▶ [Task prompt]
Return only the number of lines holding the word "request".

▶ [Task data]
=-=-=

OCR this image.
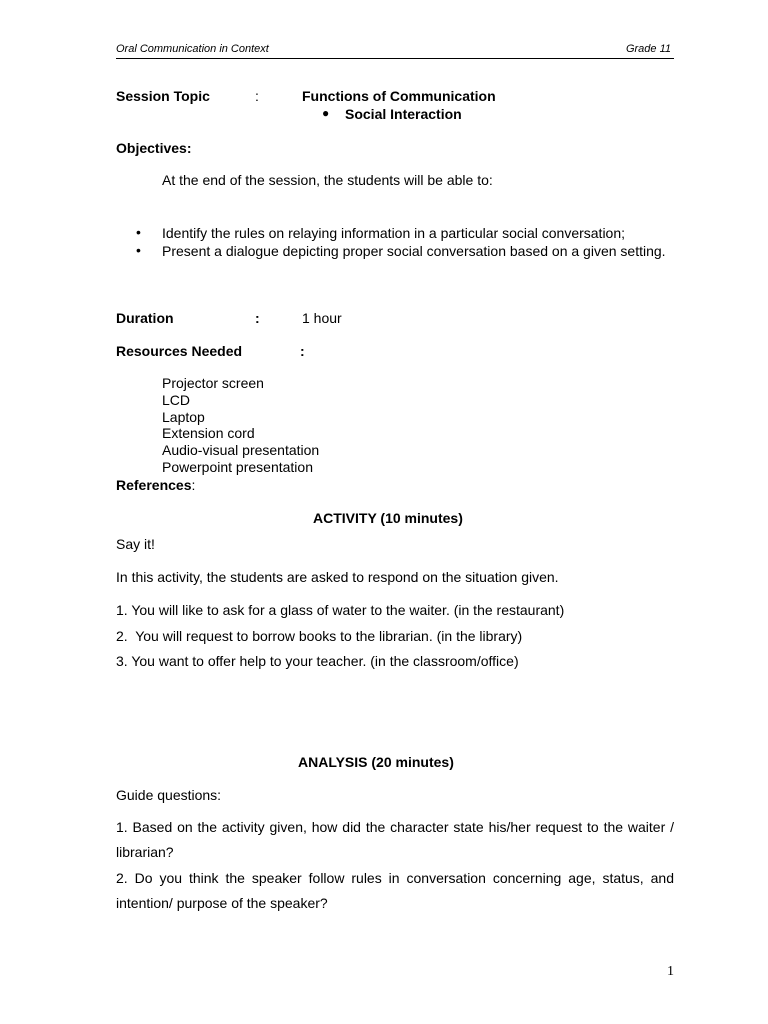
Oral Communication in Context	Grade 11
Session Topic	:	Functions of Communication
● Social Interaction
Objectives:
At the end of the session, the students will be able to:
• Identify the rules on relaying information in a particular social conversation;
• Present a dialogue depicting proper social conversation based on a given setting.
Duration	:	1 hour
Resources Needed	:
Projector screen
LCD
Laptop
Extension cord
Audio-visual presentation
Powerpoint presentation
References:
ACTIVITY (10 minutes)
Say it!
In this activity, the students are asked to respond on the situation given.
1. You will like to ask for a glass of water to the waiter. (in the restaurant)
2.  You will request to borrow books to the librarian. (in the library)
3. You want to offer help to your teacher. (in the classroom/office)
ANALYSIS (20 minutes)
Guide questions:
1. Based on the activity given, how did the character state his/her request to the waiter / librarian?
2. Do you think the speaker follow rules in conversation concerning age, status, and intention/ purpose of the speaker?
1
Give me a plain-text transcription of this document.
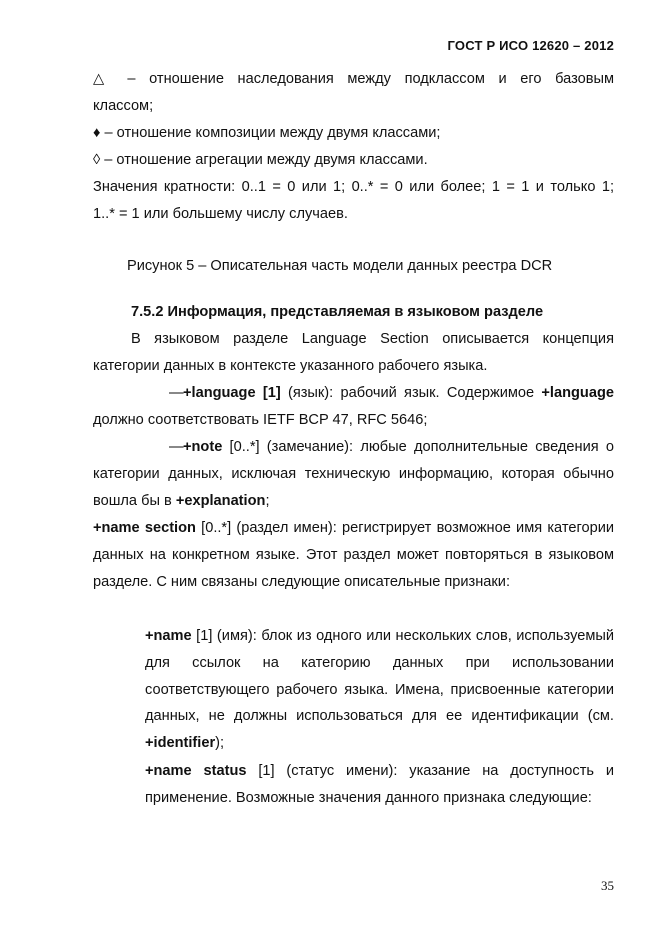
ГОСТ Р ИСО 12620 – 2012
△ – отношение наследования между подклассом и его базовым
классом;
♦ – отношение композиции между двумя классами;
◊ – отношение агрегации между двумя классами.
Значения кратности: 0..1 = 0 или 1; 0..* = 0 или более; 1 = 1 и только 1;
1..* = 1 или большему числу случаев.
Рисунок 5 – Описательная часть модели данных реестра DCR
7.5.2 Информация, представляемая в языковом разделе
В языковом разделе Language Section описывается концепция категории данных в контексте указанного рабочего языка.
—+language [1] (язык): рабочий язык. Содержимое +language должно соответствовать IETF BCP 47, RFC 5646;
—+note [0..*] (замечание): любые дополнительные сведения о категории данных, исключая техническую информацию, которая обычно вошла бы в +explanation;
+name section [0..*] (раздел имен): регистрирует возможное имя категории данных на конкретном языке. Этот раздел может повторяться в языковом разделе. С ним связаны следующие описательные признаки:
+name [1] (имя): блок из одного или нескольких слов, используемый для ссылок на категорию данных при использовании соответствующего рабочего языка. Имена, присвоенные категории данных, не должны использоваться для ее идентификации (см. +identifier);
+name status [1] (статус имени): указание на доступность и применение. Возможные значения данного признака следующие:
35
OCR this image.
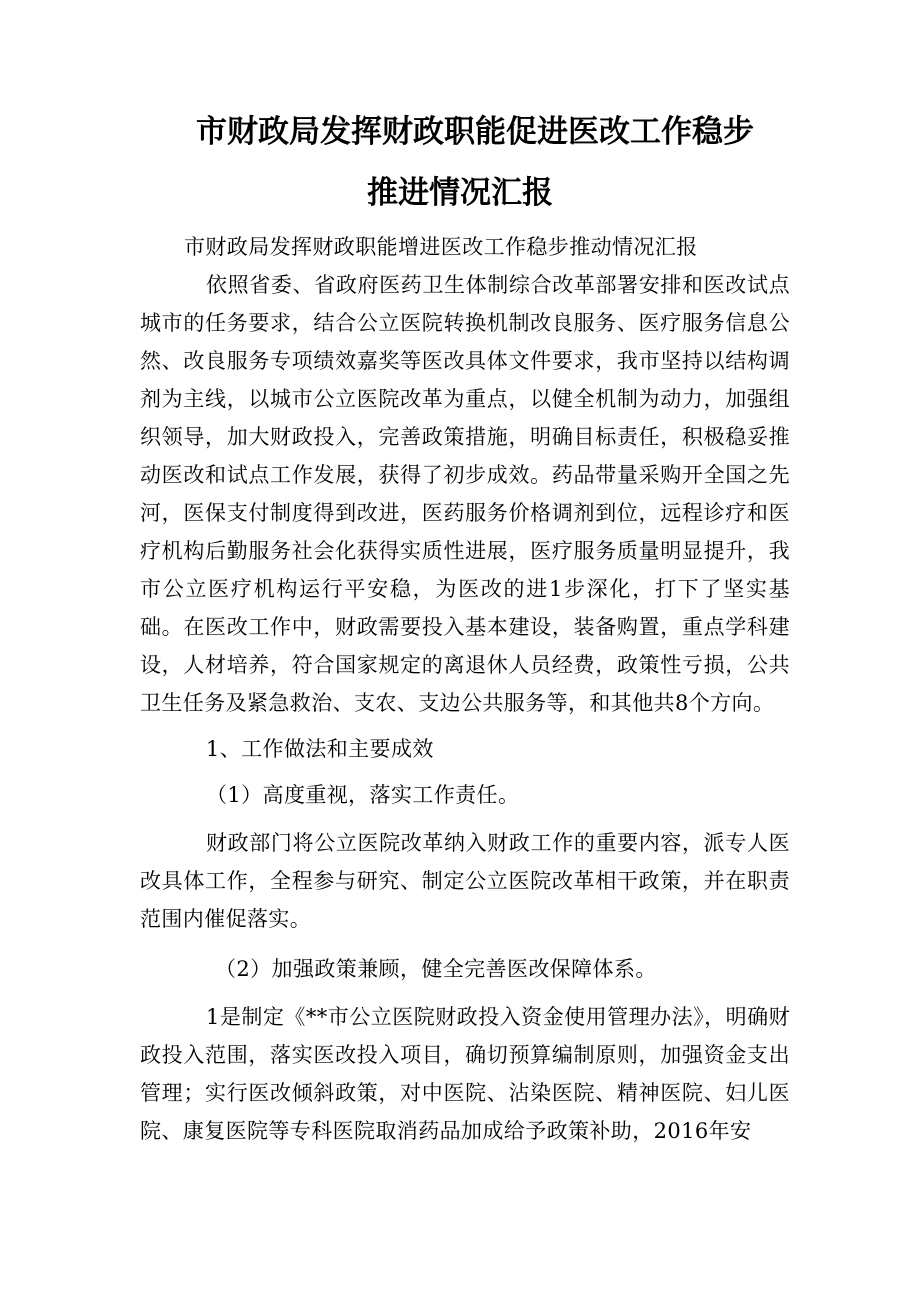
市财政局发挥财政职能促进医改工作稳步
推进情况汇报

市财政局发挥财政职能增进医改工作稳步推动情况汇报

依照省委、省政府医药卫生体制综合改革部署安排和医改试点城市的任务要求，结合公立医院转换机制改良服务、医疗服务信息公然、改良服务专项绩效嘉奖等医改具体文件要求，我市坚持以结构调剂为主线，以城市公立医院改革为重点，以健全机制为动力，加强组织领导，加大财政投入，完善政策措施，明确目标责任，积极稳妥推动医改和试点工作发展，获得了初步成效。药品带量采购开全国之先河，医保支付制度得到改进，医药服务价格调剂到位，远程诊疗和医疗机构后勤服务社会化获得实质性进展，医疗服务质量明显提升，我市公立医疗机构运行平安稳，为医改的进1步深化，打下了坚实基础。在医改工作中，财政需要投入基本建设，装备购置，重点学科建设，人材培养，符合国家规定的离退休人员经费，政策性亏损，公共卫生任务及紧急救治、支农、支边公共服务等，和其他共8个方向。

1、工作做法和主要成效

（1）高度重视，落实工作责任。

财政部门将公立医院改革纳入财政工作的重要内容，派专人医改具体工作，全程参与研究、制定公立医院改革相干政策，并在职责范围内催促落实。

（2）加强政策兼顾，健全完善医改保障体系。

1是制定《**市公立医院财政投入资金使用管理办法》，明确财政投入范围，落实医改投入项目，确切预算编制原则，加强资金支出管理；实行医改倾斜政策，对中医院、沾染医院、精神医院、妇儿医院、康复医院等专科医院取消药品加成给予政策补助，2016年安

=-=-=

▶ [Output for this task]
2